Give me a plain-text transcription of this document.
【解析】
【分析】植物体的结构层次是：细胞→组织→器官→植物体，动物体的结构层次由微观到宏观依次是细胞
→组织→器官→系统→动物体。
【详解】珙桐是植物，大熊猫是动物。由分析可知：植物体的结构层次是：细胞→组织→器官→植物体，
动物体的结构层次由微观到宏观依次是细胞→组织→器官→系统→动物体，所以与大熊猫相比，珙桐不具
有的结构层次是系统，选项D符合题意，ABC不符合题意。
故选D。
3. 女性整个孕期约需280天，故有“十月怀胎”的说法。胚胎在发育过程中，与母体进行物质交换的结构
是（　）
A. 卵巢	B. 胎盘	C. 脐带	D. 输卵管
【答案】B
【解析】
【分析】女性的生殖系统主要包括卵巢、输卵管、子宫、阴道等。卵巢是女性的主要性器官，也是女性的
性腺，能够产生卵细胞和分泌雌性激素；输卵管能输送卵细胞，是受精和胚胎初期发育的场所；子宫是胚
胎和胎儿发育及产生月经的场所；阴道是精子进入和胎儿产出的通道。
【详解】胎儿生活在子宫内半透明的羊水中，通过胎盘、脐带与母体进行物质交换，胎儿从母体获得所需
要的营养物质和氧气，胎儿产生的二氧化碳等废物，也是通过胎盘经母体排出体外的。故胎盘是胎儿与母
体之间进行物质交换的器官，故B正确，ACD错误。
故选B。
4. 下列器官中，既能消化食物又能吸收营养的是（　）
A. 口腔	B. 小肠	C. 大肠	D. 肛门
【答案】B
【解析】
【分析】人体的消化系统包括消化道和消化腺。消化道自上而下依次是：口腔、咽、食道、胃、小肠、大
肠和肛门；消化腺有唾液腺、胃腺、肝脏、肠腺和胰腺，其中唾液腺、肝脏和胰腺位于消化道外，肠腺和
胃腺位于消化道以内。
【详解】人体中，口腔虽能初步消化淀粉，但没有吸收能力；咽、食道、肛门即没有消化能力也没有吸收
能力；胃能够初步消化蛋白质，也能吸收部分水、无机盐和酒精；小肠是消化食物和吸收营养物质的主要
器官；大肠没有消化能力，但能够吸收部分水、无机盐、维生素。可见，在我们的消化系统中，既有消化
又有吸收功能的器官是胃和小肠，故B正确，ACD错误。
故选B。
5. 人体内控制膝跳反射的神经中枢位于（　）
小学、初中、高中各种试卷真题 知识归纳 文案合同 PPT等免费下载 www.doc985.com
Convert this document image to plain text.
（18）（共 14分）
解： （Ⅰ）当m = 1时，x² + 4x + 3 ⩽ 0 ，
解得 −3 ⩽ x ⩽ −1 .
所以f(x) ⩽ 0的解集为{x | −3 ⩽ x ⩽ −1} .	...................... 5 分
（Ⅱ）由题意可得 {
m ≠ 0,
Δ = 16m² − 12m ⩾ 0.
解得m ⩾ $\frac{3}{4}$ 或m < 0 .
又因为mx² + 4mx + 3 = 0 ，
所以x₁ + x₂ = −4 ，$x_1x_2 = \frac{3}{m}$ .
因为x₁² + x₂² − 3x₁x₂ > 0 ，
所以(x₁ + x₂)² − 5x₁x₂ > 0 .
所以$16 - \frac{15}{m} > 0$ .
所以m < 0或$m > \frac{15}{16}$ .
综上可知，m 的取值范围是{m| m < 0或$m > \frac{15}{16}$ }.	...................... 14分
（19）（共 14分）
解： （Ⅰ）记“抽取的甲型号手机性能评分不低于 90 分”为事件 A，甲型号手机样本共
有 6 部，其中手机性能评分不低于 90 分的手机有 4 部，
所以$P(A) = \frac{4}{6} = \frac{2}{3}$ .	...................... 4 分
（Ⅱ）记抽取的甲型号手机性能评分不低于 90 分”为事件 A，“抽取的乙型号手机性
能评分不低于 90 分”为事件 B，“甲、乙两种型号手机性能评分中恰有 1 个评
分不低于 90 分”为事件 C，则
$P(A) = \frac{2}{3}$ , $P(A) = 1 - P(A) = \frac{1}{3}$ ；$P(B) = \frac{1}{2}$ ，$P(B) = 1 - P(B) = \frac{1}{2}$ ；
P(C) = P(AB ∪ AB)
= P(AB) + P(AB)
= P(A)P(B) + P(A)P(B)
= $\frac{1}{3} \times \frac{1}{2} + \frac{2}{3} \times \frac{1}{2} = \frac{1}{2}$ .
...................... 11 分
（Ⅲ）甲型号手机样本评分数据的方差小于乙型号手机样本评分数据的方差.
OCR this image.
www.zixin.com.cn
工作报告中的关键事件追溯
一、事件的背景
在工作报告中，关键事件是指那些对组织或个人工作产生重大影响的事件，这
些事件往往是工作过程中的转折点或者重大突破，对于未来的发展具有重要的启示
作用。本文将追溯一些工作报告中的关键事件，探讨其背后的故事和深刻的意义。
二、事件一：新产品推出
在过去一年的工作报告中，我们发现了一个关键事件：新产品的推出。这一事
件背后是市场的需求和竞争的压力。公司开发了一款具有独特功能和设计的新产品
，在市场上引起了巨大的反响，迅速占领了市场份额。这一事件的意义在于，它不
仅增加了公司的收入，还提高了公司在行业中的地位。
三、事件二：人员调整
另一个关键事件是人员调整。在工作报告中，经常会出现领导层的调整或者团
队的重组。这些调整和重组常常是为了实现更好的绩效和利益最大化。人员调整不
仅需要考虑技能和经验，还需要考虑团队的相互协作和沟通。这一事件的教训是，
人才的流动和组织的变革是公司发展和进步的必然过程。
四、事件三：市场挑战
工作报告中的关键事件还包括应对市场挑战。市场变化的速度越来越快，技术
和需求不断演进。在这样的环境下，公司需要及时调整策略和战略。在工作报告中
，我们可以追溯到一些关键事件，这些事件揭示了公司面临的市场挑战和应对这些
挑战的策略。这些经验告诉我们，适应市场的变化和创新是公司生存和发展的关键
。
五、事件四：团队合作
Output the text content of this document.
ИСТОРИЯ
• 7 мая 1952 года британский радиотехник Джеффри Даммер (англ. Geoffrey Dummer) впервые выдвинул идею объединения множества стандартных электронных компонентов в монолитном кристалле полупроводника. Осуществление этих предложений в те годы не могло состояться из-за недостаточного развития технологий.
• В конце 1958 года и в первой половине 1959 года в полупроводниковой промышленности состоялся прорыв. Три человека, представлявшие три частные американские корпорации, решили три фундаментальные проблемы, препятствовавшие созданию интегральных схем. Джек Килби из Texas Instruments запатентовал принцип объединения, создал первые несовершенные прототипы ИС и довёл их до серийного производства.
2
—————
THE PROBLEM: The data above must be returned in full, exactly as written.

FINAL RESULT:
Give me a plain-text transcription of this document.
【解析】
【分析】植物体的结构层次是：细胞→组织→器官→植物体，动物体的结构层次由微观到宏观依次是细胞
→组织→器官→系统→动物体。
【详解】珙桐是植物，大熊猫是动物。由分析可知：植物体的结构层次是：细胞→组织→器官→植物体，
动物体的结构层次由微观到宏观依次是细胞→组织→器官→系统→动物体，所以与大熊猫相比，珙桐不具
有的结构层次是系统，选项D符合题意，ABC不符合题意。
故选D。
3. 女性整个孕期约需280天，故有“十月怀胎”的说法。胚胎在发育过程中，与母体进行物质交换的结构
是（　）
A. 卵巢	B. 胎盘	C. 脐带	D. 输卵管
【答案】B
【解析】
【分析】女性的生殖系统主要包括卵巢、输卵管、子宫、阴道等。卵巢是女性的主要性器官，也是女性的
性腺，能够产生卵细胞和分泌雌性激素；输卵管能输送卵细胞，是受精和胚胎初期发育的场所；子宫是胚
胎和胎儿发育及产生月经的场所；阴道是精子进入和胎儿产出的通道。
【详解】胎儿生活在子宫内半透明的羊水中，通过胎盘、脐带与母体进行物质交换，胎儿从母体获得所需
要的营养物质和氧气，胎儿产生的二氧化碳等废物，也是通过胎盘经母体排出体外的。故胎盘是胎儿与母
体之间进行物质交换的器官，故B正确，ACD错误。
故选B。
4. 下列器官中，既能消化食物又能吸收营养的是（　）
A. 口腔	B. 小肠	C. 大肠	D. 肛门
【答案】B
【解析】
【分析】人体的消化系统包括消化道和消化腺。消化道自上而下依次是：口腔、咽、食道、胃、小肠、大
肠和肛门；消化腺有唾液腺、胃腺、肝脏、肠腺和胰腺，其中唾液腺、肝脏和胰腺位于消化道外，肠腺和
胃腺位于消化道以内。
【详解】人体中，口腔虽能初步消化淀粉，但没有吸收能力；咽、食道、肛门即没有消化能力也没有吸收
能力；胃能够初步消化蛋白质，也能吸收部分水、无机盐和酒精；小肠是消化食物和吸收营养物质的主要
器官；大肠没有消化能力，但能够吸收部分水、无机盐、维生素。可见，在我们的消化系统中，既有消化
又有吸收功能的器官是胃和小肠，故B正确，ACD错误。
故选B。
5. 人体内控制膝跳反射的神经中枢位于（　）
小学、初中、高中各种试卷真题 知识归纳 文案合同 PPT等免费下载 www.doc985.com
Convert this document image to plain text.
（18）（共 14分）
解： （Ⅰ）当m = 1时，x² + 4x + 3 ⩽ 0 ，
解得 −3 ⩽ x ⩽ −1 .
所以f(x) ⩽ 0的解集为{x | −3 ⩽ x ⩽ −1} .	...................... 5 分
（Ⅱ）由题意可得 {
m ≠ 0,
Δ = 16m² − 12m ⩾ 0.
解得m ⩾ $\frac{3}{4}$ 或m < 0 .
又因为mx² + 4mx + 3 = 0 ，
所以x₁ + x₂ = −4 ，$x_1x_2 = \frac{3}{m}$ .
因为x₁² + x₂² − 3x₁x₂ > 0 ，
所以(x₁ + x₂)² − 5x₁x₂ > 0 .
所以$16 - \frac{15}{m} > 0$ .
所以m < 0或$m > \frac{15}{16}$ .
综上可知，m 的取值范围是{m| m < 0或$m > \frac{15}{16}$ }.	...................... 14分
（19）（共 14分）
解： （Ⅰ）记“抽取的甲型号手机性能评分不低于 90 分”为事件 A，甲型号手机样本共
有 6 部，其中手机性能评分不低于 90 分的手机有 4 部，
所以$P(A) = \frac{4}{6} = \frac{2}{3}$ .	...................... 4 分
（Ⅱ）记抽取的甲型号手机性能评分不低于 90 分”为事件 A，“抽取的乙型号手机性
能评分不低于 90 分”为事件 B，“甲、乙两种型号手机性能评分中恰有 1 个评
分不低于 90 分”为事件 C，则
$P(A) = \frac{2}{3}$ , $P(A) = 1 - P(A) = \frac{1}{3}$ ；$P(B) = \frac{1}{2}$ ，$P(B) = 1 - P(B) = \frac{1}{2}$ ；
P(C) = P(AB ∪ AB)
= P(AB) + P(AB)
= P(A)P(B) + P(A)P(B)
= $\frac{1}{3} \times \frac{1}{2} + \frac{2}{3} \times \frac{1}{2} = \frac{1}{2}$ .
...................... 11 分
（Ⅲ）甲型号手机样本评分数据的方差小于乙型号手机样本评分数据的方差.
OCR this image.
www.zixin.com.cn
工作报告中的关键事件追溯
一、事件的背景
在工作报告中，关键事件是指那些对组织或个人工作产生重大影响的事件，这
些事件往往是工作过程中的转折点或者重大突破，对于未来的发展具有重要的启示
作用。本文将追溯一些工作报告中的关键事件，探讨其背后的故事和深刻的意义。
二、事件一：新产品推出
在过去一年的工作报告中，我们发现了一个关键事件：新产品的推出。这一事
件背后是市场的需求和竞争的压力。公司开发了一款具有独特功能和设计的新产品
，在市场上引起了巨大的反响，迅速占领了市场份额。这一事件的意义在于，它不
仅增加了公司的收入，还提高了公司在行业中的地位。
三、事件二：人员调整
另一个关键事件是人员调整。在工作报告中，经常会出现领导层的调整或者团
队的重组。这些调整和重组常常是为了实现更好的绩效和利益最大化。人员调整不
仅需要考虑技能和经验，还需要考虑团队的相互协作和沟通。这一事件的教训是，
人才的流动和组织的变革是公司发展和进步的必然过程。
四、事件三：市场挑战
工作报告中的关键事件还包括应对市场挑战。市场变化的速度越来越快，技术
和需求不断演进。在这样的环境下，公司需要及时调整策略和战略。在工作报告中
，我们可以追溯到一些关键事件，这些事件揭示了公司面临的市场挑战和应对这些
挑战的策略。这些经验告诉我们，适应市场的变化和创新是公司生存和发展的关键
。
五、事件四：团队合作
Output the text content of this document.
ИСТОРИЯ
• 7 мая 1952 года британский радиотехник Джеффри Даммер (англ. Geoffrey Dummer) впервые выдвинул идею объединения множества стандартных электронных компонентов в монолитном кристалле полупроводника. Осуществление этих предложений в те годы не могло состояться из-за недостаточного развития технологий.
• В конце 1958 года и в первой половине 1959 года в полупроводниковой промышленности состоялся прорыв. Три человека, представлявшие три частные американские корпорации, решили три фундаментальные проблемы, препятствовавшие созданию интегральных схем. Джек Килби из Texas Instruments запатентовал принцип объединения, создал первые несовершенные прототипы ИС и довёл их до серийного производства.
2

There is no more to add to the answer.